◆ Exercise task: Output each line of the material exactly as it stands.
── Dataset rows
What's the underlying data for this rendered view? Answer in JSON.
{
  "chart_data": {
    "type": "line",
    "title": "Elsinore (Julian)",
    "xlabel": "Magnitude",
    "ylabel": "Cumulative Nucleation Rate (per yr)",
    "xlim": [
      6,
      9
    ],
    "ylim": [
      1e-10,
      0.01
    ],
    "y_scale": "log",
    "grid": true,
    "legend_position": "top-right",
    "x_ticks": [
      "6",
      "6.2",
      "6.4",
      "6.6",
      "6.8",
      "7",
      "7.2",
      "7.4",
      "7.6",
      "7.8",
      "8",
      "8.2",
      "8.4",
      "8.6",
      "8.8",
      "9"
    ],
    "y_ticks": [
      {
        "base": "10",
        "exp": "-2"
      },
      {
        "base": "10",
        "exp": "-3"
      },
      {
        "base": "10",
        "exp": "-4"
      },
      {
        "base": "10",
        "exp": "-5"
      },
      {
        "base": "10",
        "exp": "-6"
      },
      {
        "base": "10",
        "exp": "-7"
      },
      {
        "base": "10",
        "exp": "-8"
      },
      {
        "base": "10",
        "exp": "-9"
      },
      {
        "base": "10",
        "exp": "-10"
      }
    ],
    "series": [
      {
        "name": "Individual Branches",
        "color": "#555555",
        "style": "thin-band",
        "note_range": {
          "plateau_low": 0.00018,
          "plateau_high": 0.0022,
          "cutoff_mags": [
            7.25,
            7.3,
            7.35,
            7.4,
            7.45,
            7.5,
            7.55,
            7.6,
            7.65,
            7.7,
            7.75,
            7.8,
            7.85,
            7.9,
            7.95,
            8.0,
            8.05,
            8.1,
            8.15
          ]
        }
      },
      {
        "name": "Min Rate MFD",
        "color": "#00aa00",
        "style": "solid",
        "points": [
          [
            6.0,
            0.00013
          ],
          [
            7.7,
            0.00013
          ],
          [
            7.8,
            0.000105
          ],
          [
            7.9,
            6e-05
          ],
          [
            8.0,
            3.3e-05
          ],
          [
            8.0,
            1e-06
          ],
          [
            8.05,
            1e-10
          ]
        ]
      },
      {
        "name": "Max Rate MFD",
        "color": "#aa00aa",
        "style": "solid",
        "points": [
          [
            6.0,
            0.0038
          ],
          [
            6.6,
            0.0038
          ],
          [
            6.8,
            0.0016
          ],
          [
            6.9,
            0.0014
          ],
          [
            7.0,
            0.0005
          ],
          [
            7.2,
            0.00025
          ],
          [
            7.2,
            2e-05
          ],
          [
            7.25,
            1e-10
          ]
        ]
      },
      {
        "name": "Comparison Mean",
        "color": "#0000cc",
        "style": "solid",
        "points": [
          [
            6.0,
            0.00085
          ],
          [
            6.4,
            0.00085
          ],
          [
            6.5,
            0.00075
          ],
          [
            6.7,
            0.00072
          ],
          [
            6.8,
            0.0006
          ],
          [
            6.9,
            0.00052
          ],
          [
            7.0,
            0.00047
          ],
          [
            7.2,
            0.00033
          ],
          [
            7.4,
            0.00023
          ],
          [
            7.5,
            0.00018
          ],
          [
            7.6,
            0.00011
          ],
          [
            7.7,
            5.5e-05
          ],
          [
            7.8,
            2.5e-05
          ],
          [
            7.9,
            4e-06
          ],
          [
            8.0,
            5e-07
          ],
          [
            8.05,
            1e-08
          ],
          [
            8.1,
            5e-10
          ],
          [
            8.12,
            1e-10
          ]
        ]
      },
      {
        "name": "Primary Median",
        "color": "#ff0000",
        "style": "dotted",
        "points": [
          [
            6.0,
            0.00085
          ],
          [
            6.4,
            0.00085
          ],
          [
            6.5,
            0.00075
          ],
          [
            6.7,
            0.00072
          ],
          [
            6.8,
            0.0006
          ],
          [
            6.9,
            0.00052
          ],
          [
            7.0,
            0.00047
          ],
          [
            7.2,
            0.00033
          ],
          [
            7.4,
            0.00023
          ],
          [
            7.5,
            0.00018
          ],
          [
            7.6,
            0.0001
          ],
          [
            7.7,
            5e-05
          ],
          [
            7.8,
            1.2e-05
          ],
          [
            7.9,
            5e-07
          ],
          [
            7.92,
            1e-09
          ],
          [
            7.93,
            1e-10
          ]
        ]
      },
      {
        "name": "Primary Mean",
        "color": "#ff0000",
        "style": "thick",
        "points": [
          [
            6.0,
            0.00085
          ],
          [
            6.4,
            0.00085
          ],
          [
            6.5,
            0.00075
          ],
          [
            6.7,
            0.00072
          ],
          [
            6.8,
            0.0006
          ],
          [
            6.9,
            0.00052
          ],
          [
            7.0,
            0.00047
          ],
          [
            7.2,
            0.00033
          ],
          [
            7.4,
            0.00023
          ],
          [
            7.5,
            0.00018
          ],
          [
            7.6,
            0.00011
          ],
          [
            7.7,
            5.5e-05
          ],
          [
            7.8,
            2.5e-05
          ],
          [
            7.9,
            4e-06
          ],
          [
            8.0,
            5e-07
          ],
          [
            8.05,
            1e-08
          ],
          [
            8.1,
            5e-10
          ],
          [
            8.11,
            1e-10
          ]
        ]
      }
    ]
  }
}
────
◆ Result below:
What's the underlying data for this rendered view? Answer in JSON.
{
  "chart_data": {
    "type": "line",
    "title": "Elsinore (Julian)",
    "xlabel": "Magnitude",
    "ylabel": "Cumulative Nucleation Rate (per yr)",
    "xlim": [
      6,
      9
    ],
    "ylim": [
      1e-10,
      0.01
    ],
    "y_scale": "log",
    "grid": true,
    "legend_position": "top-right",
    "x_ticks": [
      "6",
      "6.2",
      "6.4",
      "6.6",
      "6.8",
      "7",
      "7.2",
      "7.4",
      "7.6",
      "7.8",
      "8",
      "8.2",
      "8.4",
      "8.6",
      "8.8",
      "9"
    ],
    "y_ticks": [
      {
        "base": "10",
        "exp": "-2"
      },
      {
        "base": "10",
        "exp": "-3"
      },
      {
        "base": "10",
        "exp": "-4"
      },
      {
        "base": "10",
        "exp": "-5"
      },
      {
        "base": "10",
        "exp": "-6"
      },
      {
        "base": "10",
        "exp": "-7"
      },
      {
        "base": "10",
        "exp": "-8"
      },
      {
        "base": "10",
        "exp": "-9"
      },
      {
        "base": "10",
        "exp": "-10"
      }
    ],
    "series": [
      {
        "name": "Individual Branches",
        "color": "#555555",
        "style": "thin-band",
        "note_range": {
          "plateau_low": 0.00018,
          "plateau_high": 0.0022,
          "cutoff_mags": [
            7.25,
            7.3,
            7.35,
            7.4,
            7.45,
            7.5,
            7.55,
            7.6,
            7.65,
            7.7,
            7.75,
            7.8,
            7.85,
            7.9,
            7.95,
            8.0,
            8.05,
            8.1,
            8.15
          ]
        }
      },
      {
        "name": "Min Rate MFD",
        "color": "#00aa00",
        "style": "solid",
        "points": [
          [
            6.0,
            0.00013
          ],
          [
            7.7,
            0.00013
          ],
          [
            7.8,
            0.000105
          ],
          [
            7.9,
            6e-05
          ],
          [
            8.0,
            3.3e-05
          ],
          [
            8.0,
            1e-06
          ],
          [
            8.05,
            1e-10
          ]
        ]
      },
      {
        "name": "Max Rate MFD",
        "color": "#aa00aa",
        "style": "solid",
        "points": [
          [
            6.0,
            0.0038
          ],
          [
            6.6,
            0.0038
          ],
          [
            6.8,
            0.0016
          ],
          [
            6.9,
            0.0014
          ],
          [
            7.0,
            0.0005
          ],
          [
            7.2,
            0.00025
          ],
          [
            7.2,
            2e-05
          ],
          [
            7.25,
            1e-10
          ]
        ]
      },
      {
        "name": "Comparison Mean",
        "color": "#0000cc",
        "style": "solid",
        "points": [
          [
            6.0,
            0.00085
          ],
          [
            6.4,
            0.00085
          ],
          [
            6.5,
            0.00075
          ],
          [
            6.7,
            0.00072
          ],
          [
            6.8,
            0.0006
          ],
          [
            6.9,
            0.00052
          ],
          [
            7.0,
            0.00047
          ],
          [
            7.2,
            0.00033
          ],
          [
            7.4,
            0.00023
          ],
          [
            7.5,
            0.00018
          ],
          [
            7.6,
            0.00011
          ],
          [
            7.7,
            5.5e-05
          ],
          [
            7.8,
            2.5e-05
          ],
          [
            7.9,
            4e-06
          ],
          [
            8.0,
            5e-07
          ],
          [
            8.05,
            1e-08
          ],
          [
            8.1,
            5e-10
          ],
          [
            8.12,
            1e-10
          ]
        ]
      },
      {
        "name": "Primary Median",
        "color": "#ff0000",
        "style": "dotted",
        "points": [
          [
            6.0,
            0.00085
          ],
          [
            6.4,
            0.00085
          ],
          [
            6.5,
            0.00075
          ],
          [
            6.7,
            0.00072
          ],
          [
            6.8,
            0.0006
          ],
          [
            6.9,
            0.00052
          ],
          [
            7.0,
            0.00047
          ],
          [
            7.2,
            0.00033
          ],
          [
            7.4,
            0.00023
          ],
          [
            7.5,
            0.00018
          ],
          [
            7.6,
            0.0001
          ],
          [
            7.7,
            5e-05
          ],
          [
            7.8,
            1.2e-05
          ],
          [
            7.9,
            5e-07
          ],
          [
            7.92,
            1e-09
          ],
          [
            7.93,
            1e-10
          ]
        ]
      },
      {
        "name": "Primary Mean",
        "color": "#ff0000",
        "style": "thick",
        "points": [
          [
            6.0,
            0.00085
          ],
          [
            6.4,
            0.00085
          ],
          [
            6.5,
            0.00075
          ],
          [
            6.7,
            0.00072
          ],
          [
            6.8,
            0.0006
          ],
          [
            6.9,
            0.00052
          ],
          [
            7.0,
            0.00047
          ],
          [
            7.2,
            0.00033
          ],
          [
            7.4,
            0.00023
          ],
          [
            7.5,
            0.00018
          ],
          [
            7.6,
            0.00011
          ],
          [
            7.7,
            5.5e-05
          ],
          [
            7.8,
            2.5e-05
          ],
          [
            7.9,
            4e-06
          ],
          [
            8.0,
            5e-07
          ],
          [
            8.05,
            1e-08
          ],
          [
            8.1,
            5e-10
          ],
          [
            8.11,
            1e-10
          ]
        ]
      }
    ]
  }
}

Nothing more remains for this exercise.